### [Short task]
Look through the entries below and count the lines with the word "услугах" in them; give only the number.

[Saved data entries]
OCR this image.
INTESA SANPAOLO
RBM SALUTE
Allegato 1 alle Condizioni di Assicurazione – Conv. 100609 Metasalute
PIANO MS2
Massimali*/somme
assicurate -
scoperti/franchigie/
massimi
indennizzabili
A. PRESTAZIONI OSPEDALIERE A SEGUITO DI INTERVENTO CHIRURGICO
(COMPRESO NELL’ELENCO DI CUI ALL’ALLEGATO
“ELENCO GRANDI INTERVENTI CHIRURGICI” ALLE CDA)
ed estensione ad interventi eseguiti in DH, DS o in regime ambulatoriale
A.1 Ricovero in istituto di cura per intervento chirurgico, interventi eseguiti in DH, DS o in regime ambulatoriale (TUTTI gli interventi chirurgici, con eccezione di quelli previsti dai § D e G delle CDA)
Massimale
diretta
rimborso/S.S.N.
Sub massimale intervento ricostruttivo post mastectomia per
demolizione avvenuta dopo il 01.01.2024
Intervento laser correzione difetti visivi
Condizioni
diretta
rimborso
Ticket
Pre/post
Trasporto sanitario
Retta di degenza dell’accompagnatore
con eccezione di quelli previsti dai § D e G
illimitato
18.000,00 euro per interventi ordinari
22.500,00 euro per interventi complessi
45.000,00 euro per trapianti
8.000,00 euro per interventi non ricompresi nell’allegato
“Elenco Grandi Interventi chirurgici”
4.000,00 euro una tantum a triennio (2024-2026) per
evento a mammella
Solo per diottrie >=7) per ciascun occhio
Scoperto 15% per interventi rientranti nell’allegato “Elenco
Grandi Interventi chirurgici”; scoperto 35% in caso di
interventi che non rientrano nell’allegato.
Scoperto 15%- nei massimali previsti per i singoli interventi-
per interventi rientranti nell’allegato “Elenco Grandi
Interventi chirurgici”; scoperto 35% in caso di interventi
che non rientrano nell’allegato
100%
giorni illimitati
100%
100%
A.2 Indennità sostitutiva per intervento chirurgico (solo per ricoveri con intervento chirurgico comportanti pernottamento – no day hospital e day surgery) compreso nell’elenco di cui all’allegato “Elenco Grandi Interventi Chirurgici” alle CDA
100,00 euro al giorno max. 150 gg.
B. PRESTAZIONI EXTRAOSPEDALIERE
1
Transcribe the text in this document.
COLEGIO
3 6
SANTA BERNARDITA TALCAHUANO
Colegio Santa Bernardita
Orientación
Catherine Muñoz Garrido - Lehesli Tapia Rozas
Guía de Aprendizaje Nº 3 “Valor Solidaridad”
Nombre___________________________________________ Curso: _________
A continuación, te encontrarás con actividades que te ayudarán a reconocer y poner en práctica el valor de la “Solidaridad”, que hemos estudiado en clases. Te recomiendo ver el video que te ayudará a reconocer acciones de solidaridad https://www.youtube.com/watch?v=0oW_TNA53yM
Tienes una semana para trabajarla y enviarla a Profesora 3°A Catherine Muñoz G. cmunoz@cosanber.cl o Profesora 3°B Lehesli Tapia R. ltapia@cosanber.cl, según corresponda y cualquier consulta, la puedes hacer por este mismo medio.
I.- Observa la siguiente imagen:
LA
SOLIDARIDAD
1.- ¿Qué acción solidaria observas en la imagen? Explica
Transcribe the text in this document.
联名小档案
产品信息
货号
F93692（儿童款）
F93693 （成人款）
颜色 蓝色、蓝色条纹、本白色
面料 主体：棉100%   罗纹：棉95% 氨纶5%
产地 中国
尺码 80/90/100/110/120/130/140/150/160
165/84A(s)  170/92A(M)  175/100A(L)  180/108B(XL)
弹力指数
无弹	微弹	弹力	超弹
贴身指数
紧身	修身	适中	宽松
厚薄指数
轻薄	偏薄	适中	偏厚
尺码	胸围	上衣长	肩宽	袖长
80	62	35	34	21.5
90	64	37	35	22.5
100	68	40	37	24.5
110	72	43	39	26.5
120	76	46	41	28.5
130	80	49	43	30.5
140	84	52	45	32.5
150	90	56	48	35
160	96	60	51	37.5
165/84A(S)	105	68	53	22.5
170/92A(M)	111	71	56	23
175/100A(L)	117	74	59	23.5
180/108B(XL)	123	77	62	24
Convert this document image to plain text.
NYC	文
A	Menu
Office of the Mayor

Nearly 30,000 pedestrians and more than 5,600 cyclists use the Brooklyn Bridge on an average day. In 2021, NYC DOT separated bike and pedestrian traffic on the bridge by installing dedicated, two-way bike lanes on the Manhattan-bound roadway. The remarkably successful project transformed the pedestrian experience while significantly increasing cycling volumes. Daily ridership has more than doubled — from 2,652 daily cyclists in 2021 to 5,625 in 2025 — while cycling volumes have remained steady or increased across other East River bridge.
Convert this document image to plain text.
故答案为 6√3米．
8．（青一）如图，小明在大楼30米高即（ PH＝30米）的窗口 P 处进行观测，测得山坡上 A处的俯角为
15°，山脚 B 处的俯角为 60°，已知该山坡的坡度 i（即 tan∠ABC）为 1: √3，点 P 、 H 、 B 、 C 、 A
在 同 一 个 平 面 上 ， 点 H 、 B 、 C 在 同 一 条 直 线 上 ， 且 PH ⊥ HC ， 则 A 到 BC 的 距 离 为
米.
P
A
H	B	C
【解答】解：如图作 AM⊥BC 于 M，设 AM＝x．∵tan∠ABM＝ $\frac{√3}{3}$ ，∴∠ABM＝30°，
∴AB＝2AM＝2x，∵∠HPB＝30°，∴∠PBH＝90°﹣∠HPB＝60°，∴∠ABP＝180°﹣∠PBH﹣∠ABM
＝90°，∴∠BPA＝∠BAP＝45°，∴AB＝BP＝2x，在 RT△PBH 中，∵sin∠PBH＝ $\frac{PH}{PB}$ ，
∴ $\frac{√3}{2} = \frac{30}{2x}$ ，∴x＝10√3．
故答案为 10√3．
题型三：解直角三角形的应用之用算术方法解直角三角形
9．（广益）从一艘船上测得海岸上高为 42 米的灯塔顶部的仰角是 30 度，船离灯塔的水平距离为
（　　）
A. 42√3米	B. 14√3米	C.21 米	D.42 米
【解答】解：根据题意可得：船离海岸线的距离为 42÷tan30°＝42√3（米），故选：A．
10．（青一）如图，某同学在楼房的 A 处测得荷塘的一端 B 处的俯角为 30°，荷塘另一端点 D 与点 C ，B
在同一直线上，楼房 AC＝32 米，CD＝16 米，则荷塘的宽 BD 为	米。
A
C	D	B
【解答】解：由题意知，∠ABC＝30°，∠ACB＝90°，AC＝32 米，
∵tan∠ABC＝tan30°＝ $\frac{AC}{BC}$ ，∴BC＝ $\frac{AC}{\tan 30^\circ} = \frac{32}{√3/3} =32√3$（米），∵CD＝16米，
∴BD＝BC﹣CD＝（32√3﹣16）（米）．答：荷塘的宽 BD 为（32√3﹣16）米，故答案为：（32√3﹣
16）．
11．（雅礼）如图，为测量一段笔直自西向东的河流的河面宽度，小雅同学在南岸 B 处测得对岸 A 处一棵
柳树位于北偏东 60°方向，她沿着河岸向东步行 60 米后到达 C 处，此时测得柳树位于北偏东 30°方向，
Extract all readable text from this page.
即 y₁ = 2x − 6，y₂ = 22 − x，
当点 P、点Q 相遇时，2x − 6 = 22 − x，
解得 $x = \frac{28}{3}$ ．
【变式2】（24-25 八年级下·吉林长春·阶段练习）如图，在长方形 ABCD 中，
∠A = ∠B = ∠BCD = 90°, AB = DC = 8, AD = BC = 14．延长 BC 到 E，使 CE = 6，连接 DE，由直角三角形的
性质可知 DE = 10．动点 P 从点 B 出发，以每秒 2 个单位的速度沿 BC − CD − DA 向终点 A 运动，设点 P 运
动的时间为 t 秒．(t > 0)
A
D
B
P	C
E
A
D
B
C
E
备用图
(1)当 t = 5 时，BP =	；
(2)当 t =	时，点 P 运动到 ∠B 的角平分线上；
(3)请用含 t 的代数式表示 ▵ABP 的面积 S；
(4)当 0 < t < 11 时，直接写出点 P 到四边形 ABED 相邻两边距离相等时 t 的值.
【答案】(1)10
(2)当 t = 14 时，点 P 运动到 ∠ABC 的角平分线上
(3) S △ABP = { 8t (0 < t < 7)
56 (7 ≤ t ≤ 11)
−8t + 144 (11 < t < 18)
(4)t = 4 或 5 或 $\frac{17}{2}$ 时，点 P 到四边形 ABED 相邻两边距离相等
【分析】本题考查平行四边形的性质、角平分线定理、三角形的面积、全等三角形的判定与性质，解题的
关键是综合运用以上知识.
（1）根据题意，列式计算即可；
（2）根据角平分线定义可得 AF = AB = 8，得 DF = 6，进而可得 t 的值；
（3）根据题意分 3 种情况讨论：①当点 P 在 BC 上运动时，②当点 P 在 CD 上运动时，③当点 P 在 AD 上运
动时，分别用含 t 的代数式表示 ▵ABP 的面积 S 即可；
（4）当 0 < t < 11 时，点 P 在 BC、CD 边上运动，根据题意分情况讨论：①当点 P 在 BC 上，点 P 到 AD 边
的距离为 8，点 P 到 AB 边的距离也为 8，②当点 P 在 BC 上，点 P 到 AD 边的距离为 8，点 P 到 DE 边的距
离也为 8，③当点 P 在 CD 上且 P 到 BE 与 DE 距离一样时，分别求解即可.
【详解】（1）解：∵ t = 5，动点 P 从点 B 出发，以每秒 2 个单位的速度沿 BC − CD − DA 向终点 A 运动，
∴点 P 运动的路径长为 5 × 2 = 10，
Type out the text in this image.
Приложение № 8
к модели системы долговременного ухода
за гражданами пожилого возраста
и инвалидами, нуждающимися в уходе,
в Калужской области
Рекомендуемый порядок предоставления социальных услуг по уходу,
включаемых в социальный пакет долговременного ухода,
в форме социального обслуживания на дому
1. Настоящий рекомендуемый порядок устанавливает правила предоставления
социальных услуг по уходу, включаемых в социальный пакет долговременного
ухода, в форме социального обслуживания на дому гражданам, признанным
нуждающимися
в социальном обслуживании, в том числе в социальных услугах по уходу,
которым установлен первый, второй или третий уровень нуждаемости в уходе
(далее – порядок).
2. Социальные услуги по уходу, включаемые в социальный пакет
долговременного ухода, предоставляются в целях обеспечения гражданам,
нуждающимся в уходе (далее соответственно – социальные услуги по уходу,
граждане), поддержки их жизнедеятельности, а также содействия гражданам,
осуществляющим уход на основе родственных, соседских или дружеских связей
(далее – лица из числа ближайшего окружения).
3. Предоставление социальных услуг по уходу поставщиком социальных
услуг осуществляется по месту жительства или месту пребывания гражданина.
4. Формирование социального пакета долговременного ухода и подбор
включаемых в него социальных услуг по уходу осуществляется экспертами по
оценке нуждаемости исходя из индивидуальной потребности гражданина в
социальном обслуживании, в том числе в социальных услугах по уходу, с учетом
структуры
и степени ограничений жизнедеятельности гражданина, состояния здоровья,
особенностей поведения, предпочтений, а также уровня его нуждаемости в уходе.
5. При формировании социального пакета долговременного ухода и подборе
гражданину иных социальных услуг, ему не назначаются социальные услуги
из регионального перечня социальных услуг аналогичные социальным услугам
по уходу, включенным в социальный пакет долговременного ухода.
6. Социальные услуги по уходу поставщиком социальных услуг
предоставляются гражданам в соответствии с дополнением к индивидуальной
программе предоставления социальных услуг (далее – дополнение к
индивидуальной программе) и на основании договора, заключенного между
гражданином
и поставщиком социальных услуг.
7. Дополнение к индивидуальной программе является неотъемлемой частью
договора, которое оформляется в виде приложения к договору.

### [Exercise result]
2